• What is expected
Pull out every line in the data that has the string "AUDUSD" in it.

::::::

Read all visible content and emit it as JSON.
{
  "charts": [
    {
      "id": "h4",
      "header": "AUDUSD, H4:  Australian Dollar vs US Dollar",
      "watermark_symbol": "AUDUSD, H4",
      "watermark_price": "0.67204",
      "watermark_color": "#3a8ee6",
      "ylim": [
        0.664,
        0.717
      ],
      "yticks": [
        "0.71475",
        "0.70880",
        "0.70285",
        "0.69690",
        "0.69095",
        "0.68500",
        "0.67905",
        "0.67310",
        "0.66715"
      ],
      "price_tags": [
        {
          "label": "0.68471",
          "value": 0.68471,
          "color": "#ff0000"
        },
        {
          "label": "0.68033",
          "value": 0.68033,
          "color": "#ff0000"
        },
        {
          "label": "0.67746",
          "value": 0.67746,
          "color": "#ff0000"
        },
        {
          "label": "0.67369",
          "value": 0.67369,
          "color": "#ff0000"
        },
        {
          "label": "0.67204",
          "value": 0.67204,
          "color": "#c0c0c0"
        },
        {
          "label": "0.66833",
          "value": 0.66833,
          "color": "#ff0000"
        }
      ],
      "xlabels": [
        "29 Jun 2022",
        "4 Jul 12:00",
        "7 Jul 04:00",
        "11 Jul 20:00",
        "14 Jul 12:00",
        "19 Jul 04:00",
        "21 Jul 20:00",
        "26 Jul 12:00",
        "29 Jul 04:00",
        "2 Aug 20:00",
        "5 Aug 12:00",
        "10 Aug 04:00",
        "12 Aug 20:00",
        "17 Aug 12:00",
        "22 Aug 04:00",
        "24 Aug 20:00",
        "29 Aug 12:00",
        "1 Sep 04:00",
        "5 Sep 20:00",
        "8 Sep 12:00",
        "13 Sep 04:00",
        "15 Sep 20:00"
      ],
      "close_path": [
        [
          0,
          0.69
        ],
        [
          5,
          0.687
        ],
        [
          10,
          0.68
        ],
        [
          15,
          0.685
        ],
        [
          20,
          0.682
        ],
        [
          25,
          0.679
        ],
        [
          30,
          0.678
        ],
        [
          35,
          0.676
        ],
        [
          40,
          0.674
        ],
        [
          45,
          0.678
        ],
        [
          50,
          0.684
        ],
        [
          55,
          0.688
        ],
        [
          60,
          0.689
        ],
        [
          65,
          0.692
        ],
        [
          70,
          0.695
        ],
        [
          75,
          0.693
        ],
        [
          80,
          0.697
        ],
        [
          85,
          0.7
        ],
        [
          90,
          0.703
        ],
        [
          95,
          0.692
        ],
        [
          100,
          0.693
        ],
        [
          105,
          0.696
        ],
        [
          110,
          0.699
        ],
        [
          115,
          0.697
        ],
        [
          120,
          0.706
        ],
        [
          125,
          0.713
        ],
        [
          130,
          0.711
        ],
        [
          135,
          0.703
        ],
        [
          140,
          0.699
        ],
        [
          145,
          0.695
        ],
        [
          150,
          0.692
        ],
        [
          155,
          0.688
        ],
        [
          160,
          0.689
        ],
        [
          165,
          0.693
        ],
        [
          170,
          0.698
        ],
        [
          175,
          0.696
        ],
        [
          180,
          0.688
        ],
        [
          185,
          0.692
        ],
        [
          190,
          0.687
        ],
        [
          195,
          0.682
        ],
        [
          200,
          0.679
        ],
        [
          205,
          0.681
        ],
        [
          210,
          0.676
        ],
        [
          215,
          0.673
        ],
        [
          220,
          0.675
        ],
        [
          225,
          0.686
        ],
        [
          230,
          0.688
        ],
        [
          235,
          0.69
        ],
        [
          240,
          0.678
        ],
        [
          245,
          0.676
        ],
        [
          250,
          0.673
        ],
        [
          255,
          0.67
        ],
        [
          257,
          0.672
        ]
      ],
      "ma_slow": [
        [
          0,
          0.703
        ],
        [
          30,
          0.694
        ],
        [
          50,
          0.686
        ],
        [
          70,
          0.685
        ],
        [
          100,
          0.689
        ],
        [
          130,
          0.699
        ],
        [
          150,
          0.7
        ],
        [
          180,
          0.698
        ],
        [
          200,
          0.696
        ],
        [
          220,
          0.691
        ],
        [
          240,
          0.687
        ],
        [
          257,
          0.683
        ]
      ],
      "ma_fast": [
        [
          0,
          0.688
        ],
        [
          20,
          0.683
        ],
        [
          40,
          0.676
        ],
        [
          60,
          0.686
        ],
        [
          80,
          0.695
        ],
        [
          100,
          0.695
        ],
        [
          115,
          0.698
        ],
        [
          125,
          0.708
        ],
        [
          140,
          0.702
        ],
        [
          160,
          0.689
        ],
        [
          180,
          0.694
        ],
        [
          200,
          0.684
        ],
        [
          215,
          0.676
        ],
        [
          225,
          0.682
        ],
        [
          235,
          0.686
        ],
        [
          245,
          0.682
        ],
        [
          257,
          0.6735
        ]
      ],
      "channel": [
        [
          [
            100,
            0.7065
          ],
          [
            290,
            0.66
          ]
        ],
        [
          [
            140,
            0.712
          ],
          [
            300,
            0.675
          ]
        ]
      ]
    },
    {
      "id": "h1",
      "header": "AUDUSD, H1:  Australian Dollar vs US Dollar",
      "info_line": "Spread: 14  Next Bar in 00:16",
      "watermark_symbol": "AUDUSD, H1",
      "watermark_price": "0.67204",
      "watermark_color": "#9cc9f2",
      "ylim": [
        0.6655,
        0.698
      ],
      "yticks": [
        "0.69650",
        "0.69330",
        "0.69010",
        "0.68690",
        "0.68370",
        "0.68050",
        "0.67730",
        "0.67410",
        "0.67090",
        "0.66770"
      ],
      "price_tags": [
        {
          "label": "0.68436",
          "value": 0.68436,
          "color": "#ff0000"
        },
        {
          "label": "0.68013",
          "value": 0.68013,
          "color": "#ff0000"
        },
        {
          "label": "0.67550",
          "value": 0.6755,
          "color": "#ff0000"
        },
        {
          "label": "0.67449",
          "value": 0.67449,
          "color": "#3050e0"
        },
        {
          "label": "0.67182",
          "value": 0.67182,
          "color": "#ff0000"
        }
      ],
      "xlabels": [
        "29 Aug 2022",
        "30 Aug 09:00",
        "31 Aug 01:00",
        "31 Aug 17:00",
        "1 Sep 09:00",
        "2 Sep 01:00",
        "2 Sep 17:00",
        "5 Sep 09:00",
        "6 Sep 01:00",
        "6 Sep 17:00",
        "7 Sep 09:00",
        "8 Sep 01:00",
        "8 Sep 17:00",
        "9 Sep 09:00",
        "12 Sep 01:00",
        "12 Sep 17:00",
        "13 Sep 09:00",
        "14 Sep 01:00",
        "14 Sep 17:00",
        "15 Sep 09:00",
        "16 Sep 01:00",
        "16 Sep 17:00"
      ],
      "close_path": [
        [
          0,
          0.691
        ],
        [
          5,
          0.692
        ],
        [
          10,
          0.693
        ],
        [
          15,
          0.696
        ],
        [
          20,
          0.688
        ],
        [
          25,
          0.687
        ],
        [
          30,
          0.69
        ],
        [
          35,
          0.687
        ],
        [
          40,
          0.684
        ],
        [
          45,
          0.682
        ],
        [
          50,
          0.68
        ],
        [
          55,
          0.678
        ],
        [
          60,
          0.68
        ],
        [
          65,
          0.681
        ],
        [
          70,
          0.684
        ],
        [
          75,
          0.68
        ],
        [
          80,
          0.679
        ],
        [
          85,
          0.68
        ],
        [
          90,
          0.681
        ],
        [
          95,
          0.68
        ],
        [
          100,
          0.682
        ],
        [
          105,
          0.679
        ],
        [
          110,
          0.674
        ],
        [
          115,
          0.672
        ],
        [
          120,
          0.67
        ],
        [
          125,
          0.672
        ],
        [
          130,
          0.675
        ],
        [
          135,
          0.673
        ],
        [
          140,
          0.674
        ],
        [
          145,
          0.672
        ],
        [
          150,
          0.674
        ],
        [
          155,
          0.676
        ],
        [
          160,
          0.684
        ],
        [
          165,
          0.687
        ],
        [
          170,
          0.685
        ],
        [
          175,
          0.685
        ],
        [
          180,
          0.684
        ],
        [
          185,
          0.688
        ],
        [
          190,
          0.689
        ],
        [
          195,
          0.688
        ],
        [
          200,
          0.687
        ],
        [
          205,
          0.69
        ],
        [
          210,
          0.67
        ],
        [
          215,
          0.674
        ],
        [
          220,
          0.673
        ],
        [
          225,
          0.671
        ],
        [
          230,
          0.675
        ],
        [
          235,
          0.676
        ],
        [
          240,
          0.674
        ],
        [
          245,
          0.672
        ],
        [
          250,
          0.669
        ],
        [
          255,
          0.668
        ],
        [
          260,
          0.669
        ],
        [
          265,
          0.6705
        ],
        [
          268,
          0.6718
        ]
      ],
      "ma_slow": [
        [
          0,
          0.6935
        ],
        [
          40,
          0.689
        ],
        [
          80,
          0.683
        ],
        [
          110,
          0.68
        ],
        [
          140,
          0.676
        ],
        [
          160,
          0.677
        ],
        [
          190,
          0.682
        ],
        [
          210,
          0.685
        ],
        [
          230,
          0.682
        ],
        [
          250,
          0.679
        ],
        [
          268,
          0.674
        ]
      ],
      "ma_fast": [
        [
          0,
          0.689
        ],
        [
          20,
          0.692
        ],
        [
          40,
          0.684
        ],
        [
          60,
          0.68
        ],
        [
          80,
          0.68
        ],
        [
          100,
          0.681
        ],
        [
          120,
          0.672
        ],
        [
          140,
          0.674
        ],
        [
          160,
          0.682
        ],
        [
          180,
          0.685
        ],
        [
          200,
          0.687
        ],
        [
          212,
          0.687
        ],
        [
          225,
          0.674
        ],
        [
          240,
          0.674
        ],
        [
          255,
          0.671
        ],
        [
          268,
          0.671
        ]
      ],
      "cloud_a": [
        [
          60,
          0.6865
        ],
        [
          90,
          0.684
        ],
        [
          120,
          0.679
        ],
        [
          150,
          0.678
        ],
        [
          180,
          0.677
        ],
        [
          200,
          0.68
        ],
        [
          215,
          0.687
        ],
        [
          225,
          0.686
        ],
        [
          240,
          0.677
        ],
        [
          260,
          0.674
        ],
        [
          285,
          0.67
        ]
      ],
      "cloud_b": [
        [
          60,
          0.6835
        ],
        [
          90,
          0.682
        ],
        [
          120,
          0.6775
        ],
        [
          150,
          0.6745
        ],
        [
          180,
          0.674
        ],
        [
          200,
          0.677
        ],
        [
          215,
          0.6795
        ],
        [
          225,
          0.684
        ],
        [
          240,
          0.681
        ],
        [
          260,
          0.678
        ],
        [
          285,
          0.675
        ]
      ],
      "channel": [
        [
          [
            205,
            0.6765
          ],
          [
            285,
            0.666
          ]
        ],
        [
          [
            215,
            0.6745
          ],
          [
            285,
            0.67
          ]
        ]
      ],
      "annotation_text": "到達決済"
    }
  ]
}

::::::

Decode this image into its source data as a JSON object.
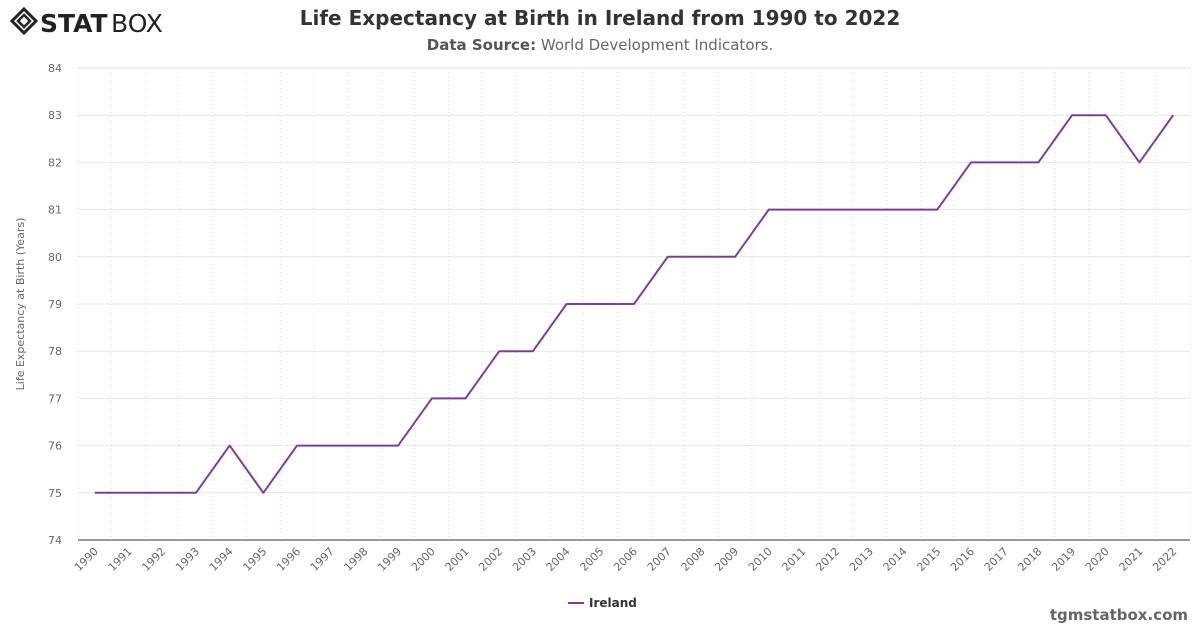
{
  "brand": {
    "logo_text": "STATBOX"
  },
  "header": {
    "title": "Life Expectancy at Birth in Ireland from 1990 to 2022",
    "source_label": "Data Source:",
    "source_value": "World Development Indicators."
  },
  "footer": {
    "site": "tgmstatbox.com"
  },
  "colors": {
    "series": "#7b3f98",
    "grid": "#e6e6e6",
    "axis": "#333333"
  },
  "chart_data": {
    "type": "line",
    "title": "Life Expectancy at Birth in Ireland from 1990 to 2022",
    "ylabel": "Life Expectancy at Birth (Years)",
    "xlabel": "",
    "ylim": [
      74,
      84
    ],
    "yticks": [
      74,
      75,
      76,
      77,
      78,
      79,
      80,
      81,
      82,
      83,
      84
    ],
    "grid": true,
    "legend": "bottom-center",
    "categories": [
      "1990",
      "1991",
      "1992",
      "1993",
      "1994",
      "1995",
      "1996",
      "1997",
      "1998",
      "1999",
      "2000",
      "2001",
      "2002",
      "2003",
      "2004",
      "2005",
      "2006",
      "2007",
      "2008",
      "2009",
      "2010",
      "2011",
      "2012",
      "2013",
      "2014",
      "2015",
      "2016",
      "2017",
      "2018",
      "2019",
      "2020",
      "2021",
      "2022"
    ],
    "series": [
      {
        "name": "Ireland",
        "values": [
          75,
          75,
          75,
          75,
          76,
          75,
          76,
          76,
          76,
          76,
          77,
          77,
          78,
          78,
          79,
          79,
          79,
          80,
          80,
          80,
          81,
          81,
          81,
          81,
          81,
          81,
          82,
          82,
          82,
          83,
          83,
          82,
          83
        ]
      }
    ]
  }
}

::::::

• Task response
      "header": "AUDUSD, H4:  Australian Dollar vs US Dollar",
      "watermark_symbol": "AUDUSD, H4",
      "header": "AUDUSD, H1:  Australian Dollar vs US Dollar",
      "watermark_symbol": "AUDUSD, H1",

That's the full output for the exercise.